Alors je dois dire que ça me fait quand même un peu mal de constater que la présidente du FN publie une lettre que j’aurais presque – presque… – pu écrire moi-même, et contre une réforme portée par un gouvernement PS. Heureusement, Mme Le Pen n’est pas la seule à la dénoncer sur ces bases. Le Parti de Gauche a également publié un document dans lequel il dénonce les mêmes risques (ce qui, entre nous soit dit, est un beau pied-de-nez à ceux qui m’ont d’ores et déjà accusé de me droitiser pour mon soutien à la position du FN). Il n’empêche que le constat de base demeure, et demeure choquant – choquant et problématique.

D’autant que je pourrais signer une large partie de ce qu’elle présente comme le programme du FN pour l’école : fin de l’interdisciplinarité au collège, redistribution des heures au profit des fondamentaux, rétablissement des heures perdues en physique-chimie et en SVT, insistance sur l’autorité du maître, promotion des sections linguistiques sont autant de points sur lesquels je ne peux qu’exprimer mon accord.

Reste la question de la suppression du collège unique, sur laquelle je suis beaucoup plus nuancé à la fois que Mme Le Pen et que Mme Vallaud-Belkacem. Bien sûr, la question fondamentale est de savoir ce qu’on demande au collège : dispenser une éducation à tous, ou dégager une élite ? À cela je réponds : les deux, mon capitaine ! C’est possible, si on part des bons présupposés.

- _Énoncé 1_
Dans les entrées, du début jusqu'à la ligne contenant « table-cell: 979 <box>293 167 411 186</box> » incluse, remplacez « row-header » par « row-label ». Reproduisez ces lignes sans aucune autre modification.
L'extrait et les entrées forment deux documents distincts.

- _Données fournies_
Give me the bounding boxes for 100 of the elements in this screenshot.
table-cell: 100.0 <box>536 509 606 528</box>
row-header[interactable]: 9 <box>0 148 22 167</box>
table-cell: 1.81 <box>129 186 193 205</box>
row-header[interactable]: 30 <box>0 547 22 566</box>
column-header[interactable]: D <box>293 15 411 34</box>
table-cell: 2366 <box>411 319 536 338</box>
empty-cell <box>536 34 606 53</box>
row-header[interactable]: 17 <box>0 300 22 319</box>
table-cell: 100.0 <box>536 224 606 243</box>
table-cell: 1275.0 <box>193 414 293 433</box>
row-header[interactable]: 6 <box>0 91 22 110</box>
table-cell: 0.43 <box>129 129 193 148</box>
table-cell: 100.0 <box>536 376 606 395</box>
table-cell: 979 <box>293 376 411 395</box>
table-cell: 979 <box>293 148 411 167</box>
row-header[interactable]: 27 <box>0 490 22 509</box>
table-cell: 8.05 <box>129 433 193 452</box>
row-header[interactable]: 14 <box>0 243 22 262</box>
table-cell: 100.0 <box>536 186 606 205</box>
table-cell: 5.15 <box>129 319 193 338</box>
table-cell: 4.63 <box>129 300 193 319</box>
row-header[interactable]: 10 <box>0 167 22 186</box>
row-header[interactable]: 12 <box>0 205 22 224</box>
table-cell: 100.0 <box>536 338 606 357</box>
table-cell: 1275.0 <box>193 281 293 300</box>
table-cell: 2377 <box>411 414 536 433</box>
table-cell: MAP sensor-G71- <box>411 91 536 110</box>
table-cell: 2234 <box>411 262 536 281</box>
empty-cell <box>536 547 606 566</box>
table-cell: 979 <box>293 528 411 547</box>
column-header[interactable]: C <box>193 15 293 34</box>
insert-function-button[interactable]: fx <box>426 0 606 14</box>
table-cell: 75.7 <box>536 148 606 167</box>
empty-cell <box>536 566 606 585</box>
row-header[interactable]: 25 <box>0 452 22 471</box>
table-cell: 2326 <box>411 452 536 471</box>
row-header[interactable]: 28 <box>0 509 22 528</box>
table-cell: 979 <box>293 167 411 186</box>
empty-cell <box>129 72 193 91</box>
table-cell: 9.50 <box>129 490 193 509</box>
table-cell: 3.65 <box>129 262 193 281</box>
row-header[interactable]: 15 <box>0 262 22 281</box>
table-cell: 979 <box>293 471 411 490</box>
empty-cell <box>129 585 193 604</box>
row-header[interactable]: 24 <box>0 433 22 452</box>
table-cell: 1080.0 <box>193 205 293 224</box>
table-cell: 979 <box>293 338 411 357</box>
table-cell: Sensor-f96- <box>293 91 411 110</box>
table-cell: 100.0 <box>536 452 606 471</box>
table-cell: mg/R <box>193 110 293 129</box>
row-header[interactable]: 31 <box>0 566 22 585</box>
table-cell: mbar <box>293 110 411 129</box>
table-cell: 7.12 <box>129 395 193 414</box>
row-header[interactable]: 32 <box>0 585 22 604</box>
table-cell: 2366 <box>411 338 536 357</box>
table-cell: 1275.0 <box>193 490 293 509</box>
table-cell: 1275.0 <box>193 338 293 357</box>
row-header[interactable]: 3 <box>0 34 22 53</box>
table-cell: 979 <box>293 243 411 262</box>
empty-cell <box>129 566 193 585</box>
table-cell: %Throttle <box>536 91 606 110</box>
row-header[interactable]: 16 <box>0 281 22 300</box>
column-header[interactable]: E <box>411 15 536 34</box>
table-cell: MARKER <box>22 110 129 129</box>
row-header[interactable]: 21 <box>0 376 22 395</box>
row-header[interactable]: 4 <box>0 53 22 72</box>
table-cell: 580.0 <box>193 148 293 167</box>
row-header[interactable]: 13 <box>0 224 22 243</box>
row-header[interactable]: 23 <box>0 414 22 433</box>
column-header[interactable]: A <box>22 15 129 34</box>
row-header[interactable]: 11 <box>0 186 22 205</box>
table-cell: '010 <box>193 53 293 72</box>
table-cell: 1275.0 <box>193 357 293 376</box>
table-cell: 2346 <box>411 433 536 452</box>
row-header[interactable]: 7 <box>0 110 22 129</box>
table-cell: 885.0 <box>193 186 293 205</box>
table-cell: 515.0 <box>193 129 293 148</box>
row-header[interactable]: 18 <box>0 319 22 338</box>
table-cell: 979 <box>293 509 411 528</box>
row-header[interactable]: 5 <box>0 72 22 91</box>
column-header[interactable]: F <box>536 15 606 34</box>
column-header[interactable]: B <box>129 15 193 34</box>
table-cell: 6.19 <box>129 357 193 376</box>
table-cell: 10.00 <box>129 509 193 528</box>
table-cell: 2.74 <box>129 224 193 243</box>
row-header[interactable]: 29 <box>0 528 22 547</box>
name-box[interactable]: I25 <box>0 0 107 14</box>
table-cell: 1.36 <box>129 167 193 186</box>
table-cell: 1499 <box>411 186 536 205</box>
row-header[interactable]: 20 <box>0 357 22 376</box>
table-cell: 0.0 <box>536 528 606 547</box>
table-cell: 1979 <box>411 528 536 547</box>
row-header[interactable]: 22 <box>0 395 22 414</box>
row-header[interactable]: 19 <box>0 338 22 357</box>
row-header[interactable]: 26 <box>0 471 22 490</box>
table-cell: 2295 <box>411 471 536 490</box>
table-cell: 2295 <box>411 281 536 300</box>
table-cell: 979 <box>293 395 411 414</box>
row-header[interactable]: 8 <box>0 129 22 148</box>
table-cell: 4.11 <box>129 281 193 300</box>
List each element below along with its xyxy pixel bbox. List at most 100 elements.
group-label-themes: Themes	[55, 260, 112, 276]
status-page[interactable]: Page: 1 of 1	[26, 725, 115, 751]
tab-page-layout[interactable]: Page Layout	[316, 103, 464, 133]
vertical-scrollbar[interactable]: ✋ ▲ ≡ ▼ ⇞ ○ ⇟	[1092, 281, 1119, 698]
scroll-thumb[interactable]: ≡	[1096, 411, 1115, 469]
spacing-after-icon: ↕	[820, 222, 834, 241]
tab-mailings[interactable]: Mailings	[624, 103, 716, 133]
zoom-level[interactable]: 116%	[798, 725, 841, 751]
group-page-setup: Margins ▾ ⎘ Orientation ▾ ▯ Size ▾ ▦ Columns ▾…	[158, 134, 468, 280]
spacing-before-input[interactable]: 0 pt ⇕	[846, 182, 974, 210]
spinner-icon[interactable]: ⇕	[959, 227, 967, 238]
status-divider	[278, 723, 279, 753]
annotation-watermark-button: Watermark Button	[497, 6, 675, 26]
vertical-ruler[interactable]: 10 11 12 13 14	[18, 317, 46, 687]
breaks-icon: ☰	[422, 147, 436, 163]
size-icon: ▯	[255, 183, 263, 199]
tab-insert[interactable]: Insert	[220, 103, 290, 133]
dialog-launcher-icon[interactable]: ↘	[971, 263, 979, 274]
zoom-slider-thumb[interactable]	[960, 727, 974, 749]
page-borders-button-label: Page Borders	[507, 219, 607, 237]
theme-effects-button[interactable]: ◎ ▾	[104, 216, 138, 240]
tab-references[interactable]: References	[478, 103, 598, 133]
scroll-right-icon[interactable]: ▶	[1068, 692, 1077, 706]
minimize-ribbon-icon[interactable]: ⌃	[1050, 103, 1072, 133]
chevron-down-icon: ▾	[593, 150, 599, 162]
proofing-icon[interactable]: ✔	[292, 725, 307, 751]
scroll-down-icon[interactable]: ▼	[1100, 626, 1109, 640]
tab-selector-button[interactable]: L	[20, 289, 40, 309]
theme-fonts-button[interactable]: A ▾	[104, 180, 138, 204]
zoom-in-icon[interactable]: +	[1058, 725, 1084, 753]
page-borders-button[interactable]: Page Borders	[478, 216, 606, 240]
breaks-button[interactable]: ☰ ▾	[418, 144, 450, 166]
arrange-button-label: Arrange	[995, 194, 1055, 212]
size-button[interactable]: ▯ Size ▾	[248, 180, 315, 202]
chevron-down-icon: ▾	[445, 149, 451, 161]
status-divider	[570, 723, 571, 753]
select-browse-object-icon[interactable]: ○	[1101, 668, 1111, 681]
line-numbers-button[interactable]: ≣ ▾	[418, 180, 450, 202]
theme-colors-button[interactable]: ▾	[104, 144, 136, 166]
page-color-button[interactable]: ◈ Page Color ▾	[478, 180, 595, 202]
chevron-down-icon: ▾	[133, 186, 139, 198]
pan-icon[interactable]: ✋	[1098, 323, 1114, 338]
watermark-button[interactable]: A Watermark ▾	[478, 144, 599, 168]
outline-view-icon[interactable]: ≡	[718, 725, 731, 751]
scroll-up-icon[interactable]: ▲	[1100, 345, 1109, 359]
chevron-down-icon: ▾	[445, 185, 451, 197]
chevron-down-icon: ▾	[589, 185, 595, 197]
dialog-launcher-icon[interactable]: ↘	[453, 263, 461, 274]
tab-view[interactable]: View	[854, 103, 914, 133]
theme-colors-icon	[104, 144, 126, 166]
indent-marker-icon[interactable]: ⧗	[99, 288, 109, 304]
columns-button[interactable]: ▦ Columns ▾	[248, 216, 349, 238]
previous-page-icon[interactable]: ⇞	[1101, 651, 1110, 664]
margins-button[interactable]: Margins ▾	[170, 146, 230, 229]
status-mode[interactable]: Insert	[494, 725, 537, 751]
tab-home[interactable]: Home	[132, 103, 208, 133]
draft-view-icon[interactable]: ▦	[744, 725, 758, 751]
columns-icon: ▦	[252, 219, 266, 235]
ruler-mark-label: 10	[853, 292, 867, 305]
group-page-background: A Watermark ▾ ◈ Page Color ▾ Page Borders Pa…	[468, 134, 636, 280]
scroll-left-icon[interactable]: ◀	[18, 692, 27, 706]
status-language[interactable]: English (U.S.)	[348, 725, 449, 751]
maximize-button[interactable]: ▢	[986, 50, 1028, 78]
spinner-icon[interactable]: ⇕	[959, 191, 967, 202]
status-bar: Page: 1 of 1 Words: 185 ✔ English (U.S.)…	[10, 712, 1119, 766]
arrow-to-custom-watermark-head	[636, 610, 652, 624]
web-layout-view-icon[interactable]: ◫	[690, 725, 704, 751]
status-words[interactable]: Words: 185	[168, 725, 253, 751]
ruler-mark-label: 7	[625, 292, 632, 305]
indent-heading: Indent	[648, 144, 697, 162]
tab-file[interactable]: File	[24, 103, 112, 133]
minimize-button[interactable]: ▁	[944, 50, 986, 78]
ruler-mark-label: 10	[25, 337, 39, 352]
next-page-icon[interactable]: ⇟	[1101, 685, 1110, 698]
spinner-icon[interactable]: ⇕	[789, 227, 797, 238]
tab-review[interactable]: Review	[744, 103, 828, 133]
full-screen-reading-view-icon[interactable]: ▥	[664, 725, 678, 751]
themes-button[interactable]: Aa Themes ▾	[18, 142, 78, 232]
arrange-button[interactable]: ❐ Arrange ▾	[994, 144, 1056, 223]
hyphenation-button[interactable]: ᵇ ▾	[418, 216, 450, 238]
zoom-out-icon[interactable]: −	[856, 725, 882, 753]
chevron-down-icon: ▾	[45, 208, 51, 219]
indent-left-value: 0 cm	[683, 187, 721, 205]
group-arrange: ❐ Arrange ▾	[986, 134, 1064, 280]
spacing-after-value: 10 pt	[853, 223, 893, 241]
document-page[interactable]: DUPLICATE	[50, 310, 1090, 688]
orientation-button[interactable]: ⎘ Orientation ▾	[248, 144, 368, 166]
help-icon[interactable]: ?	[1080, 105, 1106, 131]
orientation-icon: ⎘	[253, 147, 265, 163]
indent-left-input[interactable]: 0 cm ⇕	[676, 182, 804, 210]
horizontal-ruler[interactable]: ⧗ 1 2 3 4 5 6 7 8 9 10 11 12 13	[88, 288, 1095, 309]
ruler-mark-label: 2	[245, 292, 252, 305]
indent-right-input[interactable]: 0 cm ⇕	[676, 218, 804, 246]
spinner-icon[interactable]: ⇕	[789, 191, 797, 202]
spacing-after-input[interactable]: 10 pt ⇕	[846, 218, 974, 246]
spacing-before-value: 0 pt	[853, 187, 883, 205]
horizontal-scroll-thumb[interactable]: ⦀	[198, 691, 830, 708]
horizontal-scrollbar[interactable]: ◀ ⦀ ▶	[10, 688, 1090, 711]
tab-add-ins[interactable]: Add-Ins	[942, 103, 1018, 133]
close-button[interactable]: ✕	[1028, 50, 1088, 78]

- _Énoncé 2_
Recopiez mot pour mot l'extrait sur la réforme du collège, de « D’autant que je » à « qu’exprimer mon accord. ».

- _Corrigé 1_
Give me the bounding boxes for 100 of the elements in this screenshot.
table-cell: 100.0 <box>536 509 606 528</box>
row-label[interactable]: 9 <box>0 148 22 167</box>
table-cell: 1.81 <box>129 186 193 205</box>
row-label[interactable]: 30 <box>0 547 22 566</box>
column-header[interactable]: D <box>293 15 411 34</box>
table-cell: 2366 <box>411 319 536 338</box>
empty-cell <box>536 34 606 53</box>
row-label[interactable]: 17 <box>0 300 22 319</box>
table-cell: 100.0 <box>536 224 606 243</box>
table-cell: 1275.0 <box>193 414 293 433</box>
row-label[interactable]: 6 <box>0 91 22 110</box>
table-cell: 0.43 <box>129 129 193 148</box>
table-cell: 100.0 <box>536 376 606 395</box>
table-cell: 979 <box>293 376 411 395</box>
table-cell: 979 <box>293 148 411 167</box>
row-label[interactable]: 27 <box>0 490 22 509</box>
table-cell: 8.05 <box>129 433 193 452</box>
row-label[interactable]: 14 <box>0 243 22 262</box>
table-cell: 100.0 <box>536 186 606 205</box>
table-cell: 5.15 <box>129 319 193 338</box>
table-cell: 4.63 <box>129 300 193 319</box>
row-label[interactable]: 10 <box>0 167 22 186</box>
row-label[interactable]: 12 <box>0 205 22 224</box>
table-cell: 100.0 <box>536 338 606 357</box>
table-cell: 1275.0 <box>193 281 293 300</box>
table-cell: 2377 <box>411 414 536 433</box>
table-cell: MAP sensor-G71- <box>411 91 536 110</box>
table-cell: 2234 <box>411 262 536 281</box>
empty-cell <box>536 547 606 566</box>
table-cell: 979 <box>293 528 411 547</box>
column-header[interactable]: C <box>193 15 293 34</box>
insert-function-button[interactable]: fx <box>426 0 606 14</box>
table-cell: 75.7 <box>536 148 606 167</box>
empty-cell <box>536 566 606 585</box>
row-label[interactable]: 25 <box>0 452 22 471</box>
table-cell: 2326 <box>411 452 536 471</box>
row-label[interactable]: 28 <box>0 509 22 528</box>
table-cell: 979 <box>293 167 411 186</box>

- _Corrigé 2_
D’autant que je pourrais signer une large partie de ce qu’elle présente comme le programme du FN pour l’école : fin de l’interdisciplinarité au collège, redistribution des heures au profit des fondamentaux, rétablissement des heures perdues en physique-chimie et en SVT, insistance sur l’autorité du maître, promotion des sections linguistiques sont autant de points sur lesquels je ne peux qu’exprimer mon accord.